__Task details__
Could every line of the data be printed exactly as it reads?
Start of Record list
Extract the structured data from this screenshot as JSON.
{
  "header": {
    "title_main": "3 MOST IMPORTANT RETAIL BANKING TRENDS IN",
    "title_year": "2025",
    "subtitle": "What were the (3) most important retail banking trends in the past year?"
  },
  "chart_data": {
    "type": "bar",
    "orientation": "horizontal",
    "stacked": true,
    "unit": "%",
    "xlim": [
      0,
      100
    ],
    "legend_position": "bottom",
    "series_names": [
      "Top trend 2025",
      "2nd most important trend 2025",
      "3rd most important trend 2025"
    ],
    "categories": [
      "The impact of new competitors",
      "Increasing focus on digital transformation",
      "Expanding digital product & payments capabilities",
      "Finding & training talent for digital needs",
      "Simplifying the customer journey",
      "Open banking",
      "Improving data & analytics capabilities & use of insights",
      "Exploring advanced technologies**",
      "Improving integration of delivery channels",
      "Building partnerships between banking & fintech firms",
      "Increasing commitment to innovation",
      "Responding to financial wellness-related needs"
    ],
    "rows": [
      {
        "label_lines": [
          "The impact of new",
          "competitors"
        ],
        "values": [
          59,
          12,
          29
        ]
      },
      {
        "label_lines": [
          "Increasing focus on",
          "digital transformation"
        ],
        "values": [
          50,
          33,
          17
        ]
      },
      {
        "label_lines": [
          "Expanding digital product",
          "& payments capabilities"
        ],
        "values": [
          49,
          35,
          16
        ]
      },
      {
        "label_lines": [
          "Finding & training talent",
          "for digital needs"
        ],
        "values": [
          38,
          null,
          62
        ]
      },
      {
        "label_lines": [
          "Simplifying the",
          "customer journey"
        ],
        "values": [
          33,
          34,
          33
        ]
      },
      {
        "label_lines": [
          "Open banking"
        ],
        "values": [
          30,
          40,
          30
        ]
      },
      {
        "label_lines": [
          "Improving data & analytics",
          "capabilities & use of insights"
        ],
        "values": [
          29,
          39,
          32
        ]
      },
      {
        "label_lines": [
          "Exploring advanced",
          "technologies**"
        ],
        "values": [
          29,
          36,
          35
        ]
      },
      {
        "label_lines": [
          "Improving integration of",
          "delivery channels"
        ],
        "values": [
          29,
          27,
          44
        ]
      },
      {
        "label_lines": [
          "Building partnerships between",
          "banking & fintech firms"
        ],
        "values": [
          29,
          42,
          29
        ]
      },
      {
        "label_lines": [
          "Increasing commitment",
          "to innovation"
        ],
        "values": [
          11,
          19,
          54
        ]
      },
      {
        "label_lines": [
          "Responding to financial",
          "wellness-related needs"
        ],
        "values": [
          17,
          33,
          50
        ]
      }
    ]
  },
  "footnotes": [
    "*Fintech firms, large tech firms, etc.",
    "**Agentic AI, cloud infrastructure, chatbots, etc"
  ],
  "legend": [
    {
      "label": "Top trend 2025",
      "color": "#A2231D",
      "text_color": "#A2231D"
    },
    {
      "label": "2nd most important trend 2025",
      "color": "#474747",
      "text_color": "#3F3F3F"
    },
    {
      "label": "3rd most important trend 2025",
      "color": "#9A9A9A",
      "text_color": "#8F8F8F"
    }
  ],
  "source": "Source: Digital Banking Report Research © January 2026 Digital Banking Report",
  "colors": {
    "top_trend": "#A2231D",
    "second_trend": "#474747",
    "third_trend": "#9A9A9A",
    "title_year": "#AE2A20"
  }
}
End of Record list
__Solution to this task__
Extract the structured data from this screenshot as JSON.
{
  "header": {
    "title_main": "3 MOST IMPORTANT RETAIL BANKING TRENDS IN",
    "title_year": "2025",
    "subtitle": "What were the (3) most important retail banking trends in the past year?"
  },
  "chart_data": {
    "type": "bar",
    "orientation": "horizontal",
    "stacked": true,
    "unit": "%",
    "xlim": [
      0,
      100
    ],
    "legend_position": "bottom",
    "series_names": [
      "Top trend 2025",
      "2nd most important trend 2025",
      "3rd most important trend 2025"
    ],
    "categories": [
      "The impact of new competitors",
      "Increasing focus on digital transformation",
      "Expanding digital product & payments capabilities",
      "Finding & training talent for digital needs",
      "Simplifying the customer journey",
      "Open banking",
      "Improving data & analytics capabilities & use of insights",
      "Exploring advanced technologies**",
      "Improving integration of delivery channels",
      "Building partnerships between banking & fintech firms",
      "Increasing commitment to innovation",
      "Responding to financial wellness-related needs"
    ],
    "rows": [
      {
        "label_lines": [
          "The impact of new",
          "competitors"
        ],
        "values": [
          59,
          12,
          29
        ]
      },
      {
        "label_lines": [
          "Increasing focus on",
          "digital transformation"
        ],
        "values": [
          50,
          33,
          17
        ]
      },
      {
        "label_lines": [
          "Expanding digital product",
          "& payments capabilities"
        ],
        "values": [
          49,
          35,
          16
        ]
      },
      {
        "label_lines": [
          "Finding & training talent",
          "for digital needs"
        ],
        "values": [
          38,
          null,
          62
        ]
      },
      {
        "label_lines": [
          "Simplifying the",
          "customer journey"
        ],
        "values": [
          33,
          34,
          33
        ]
      },
      {
        "label_lines": [
          "Open banking"
        ],
        "values": [
          30,
          40,
          30
        ]
      },
      {
        "label_lines": [
          "Improving data & analytics",
          "capabilities & use of insights"
        ],
        "values": [
          29,
          39,
          32
        ]
      },
      {
        "label_lines": [
          "Exploring advanced",
          "technologies**"
        ],
        "values": [
          29,
          36,
          35
        ]
      },
      {
        "label_lines": [
          "Improving integration of",
          "delivery channels"
        ],
        "values": [
          29,
          27,
          44
        ]
      },
      {
        "label_lines": [
          "Building partnerships between",
          "banking & fintech firms"
        ],
        "values": [
          29,
          42,
          29
        ]
      },
      {
        "label_lines": [
          "Increasing commitment",
          "to innovation"
        ],
        "values": [
          11,
          19,
          54
        ]
      },
      {
        "label_lines": [
          "Responding to financial",
          "wellness-related needs"
        ],
        "values": [
          17,
          33,
          50
        ]
      }
    ]
  },
  "footnotes": [
    "*Fintech firms, large tech firms, etc.",
    "**Agentic AI, cloud infrastructure, chatbots, etc"
  ],
  "legend": [
    {
      "label": "Top trend 2025",
      "color": "#A2231D",
      "text_color": "#A2231D"
    },
    {
      "label": "2nd most important trend 2025",
      "color": "#474747",
      "text_color": "#3F3F3F"
    },
    {
      "label": "3rd most important trend 2025",
      "color": "#9A9A9A",
      "text_color": "#8F8F8F"
    }
  ],
  "source": "Source: Digital Banking Report Research © January 2026 Digital Banking Report",
  "colors": {
    "top_trend": "#A2231D",
    "second_trend": "#474747",
    "third_trend": "#9A9A9A",
    "title_year": "#AE2A20"
  }
}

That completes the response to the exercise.